# Written instruction:
Quote exactly the lines running from the line with "What does this" to the end of the entries, including both, and nothing else.

# Records to process:
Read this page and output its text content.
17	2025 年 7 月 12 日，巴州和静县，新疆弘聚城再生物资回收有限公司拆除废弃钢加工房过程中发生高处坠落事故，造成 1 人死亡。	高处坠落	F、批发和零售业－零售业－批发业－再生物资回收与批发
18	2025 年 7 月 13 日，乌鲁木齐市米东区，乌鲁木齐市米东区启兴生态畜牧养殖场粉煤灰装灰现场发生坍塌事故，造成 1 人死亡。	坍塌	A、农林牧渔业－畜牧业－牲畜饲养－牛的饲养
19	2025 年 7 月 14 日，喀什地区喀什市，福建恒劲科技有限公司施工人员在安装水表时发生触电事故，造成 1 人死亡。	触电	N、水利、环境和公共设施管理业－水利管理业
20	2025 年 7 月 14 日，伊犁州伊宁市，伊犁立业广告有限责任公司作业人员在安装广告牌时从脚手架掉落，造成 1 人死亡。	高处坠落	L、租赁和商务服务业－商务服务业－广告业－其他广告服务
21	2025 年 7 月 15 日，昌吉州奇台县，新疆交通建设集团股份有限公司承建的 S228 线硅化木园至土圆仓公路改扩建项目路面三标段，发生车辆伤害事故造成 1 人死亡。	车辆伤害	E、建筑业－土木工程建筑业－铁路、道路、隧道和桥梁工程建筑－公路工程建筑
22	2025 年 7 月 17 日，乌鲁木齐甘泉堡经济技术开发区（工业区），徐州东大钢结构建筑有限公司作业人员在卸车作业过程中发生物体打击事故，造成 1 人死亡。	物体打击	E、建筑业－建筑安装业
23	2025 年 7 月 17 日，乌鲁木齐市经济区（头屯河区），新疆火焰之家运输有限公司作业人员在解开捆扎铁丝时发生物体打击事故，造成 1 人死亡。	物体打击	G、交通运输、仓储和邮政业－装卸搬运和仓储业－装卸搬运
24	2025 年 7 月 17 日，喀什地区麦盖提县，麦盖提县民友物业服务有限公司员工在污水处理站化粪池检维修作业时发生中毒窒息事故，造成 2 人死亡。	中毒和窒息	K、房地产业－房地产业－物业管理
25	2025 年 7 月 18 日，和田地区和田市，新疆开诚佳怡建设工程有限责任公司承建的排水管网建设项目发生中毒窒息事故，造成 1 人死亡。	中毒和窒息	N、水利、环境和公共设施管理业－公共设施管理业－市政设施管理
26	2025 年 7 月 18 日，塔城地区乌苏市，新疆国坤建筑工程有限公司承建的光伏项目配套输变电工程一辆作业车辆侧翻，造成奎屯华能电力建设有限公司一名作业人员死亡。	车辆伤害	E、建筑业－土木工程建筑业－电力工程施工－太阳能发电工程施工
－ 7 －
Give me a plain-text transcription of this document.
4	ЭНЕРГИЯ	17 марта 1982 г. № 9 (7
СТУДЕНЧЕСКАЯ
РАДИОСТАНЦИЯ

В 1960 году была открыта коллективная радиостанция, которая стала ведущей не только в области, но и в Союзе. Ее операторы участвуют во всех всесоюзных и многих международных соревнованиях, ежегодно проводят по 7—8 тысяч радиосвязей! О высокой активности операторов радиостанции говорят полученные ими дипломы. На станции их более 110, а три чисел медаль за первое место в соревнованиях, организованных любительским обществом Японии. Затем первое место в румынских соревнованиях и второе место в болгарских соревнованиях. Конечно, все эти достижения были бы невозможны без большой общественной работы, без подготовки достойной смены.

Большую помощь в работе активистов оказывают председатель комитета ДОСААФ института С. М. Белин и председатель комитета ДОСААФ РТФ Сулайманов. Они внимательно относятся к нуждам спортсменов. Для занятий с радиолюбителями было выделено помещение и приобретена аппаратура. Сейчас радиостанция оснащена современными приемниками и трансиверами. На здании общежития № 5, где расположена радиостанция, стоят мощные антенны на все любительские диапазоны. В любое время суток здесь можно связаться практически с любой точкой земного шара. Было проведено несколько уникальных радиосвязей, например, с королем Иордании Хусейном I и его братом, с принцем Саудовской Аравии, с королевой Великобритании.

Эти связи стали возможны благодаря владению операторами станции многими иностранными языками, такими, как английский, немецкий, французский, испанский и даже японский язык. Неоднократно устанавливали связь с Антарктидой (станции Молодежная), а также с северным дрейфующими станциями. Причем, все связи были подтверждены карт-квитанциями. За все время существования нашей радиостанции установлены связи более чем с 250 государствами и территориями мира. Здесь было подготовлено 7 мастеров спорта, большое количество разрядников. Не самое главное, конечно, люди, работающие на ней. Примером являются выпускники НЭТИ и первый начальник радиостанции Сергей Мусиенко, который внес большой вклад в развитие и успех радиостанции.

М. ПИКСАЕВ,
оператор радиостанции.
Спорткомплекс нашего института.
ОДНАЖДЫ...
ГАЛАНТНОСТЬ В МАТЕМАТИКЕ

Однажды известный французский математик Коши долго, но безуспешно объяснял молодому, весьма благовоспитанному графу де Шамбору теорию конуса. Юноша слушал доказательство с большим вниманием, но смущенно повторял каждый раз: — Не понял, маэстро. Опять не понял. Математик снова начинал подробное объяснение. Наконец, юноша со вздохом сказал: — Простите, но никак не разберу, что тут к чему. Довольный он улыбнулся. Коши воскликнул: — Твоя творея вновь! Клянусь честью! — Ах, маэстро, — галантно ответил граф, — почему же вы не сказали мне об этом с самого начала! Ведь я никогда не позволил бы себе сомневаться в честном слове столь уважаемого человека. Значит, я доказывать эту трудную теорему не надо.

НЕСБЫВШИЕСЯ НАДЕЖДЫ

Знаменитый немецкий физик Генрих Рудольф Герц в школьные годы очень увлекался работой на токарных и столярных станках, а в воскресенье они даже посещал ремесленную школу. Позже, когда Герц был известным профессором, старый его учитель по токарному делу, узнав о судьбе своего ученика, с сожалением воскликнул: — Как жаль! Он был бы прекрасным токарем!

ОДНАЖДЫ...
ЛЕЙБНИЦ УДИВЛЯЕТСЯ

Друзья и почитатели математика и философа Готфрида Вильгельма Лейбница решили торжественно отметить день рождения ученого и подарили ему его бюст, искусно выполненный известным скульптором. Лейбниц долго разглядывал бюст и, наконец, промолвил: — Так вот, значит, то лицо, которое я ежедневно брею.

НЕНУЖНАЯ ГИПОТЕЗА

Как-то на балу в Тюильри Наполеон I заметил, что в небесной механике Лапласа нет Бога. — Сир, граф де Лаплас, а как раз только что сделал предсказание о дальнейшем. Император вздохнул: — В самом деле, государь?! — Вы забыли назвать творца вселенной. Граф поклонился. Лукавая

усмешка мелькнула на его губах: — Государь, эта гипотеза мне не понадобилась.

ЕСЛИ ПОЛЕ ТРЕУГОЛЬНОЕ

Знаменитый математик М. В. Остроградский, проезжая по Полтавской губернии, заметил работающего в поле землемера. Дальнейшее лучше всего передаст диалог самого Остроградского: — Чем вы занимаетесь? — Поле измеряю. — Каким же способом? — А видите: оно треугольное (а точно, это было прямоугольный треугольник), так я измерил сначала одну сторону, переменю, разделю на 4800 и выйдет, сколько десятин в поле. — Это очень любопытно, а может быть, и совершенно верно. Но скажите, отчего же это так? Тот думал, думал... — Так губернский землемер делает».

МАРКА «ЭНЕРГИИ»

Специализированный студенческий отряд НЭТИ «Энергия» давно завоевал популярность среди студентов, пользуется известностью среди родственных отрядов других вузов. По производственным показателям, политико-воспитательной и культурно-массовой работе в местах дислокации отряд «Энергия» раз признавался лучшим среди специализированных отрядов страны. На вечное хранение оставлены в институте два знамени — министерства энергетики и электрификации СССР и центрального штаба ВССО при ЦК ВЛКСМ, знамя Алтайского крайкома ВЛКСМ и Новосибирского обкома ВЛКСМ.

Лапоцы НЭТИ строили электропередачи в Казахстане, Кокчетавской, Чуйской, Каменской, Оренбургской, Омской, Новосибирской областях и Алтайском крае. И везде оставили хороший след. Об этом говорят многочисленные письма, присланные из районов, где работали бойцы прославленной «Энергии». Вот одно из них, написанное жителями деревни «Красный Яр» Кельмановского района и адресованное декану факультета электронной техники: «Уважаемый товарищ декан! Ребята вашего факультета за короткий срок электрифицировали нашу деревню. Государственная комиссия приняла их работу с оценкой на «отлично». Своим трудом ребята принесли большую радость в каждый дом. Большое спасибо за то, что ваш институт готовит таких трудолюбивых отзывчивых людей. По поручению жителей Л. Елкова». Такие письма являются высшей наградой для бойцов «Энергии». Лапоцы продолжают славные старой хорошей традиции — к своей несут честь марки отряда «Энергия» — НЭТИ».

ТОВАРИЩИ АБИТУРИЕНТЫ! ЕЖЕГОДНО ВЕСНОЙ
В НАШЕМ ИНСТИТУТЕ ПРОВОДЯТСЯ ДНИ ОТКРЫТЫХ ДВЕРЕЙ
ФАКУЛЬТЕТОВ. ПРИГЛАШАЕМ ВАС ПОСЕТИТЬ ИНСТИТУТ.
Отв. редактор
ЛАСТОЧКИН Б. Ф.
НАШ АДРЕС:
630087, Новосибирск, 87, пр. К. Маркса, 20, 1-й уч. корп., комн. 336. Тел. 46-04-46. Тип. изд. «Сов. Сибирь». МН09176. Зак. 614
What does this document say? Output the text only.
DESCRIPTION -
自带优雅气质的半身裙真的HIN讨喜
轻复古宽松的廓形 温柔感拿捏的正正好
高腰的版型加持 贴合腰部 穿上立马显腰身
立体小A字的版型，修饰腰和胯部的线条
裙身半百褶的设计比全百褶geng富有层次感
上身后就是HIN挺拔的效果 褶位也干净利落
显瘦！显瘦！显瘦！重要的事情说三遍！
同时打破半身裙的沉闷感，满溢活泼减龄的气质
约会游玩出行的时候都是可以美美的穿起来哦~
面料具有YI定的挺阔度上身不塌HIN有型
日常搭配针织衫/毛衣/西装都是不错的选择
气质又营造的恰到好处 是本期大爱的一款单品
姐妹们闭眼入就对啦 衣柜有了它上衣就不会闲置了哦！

# Solved exercise:
What does this document say? Output the text only.
DESCRIPTION -
自带优雅气质的半身裙真的HIN讨喜
轻复古宽松的廓形 温柔感拿捏的正正好
高腰的版型加持 贴合腰部 穿上立马显腰身
立体小A字的版型，修饰腰和胯部的线条
裙身半百褶的设计比全百褶geng富有层次感
上身后就是HIN挺拔的效果 褶位也干净利落
显瘦！显瘦！显瘦！重要的事情说三遍！
同时打破半身裙的沉闷感，满溢活泼减龄的气质
约会游玩出行的时候都是可以美美的穿起来哦~
面料具有YI定的挺阔度上身不塌HIN有型
日常搭配针织衫/毛衣/西装都是不错的选择
气质又营造的恰到好处 是本期大爱的一款单品
姐妹们闭眼入就对啦 衣柜有了它上衣就不会闲置了哦！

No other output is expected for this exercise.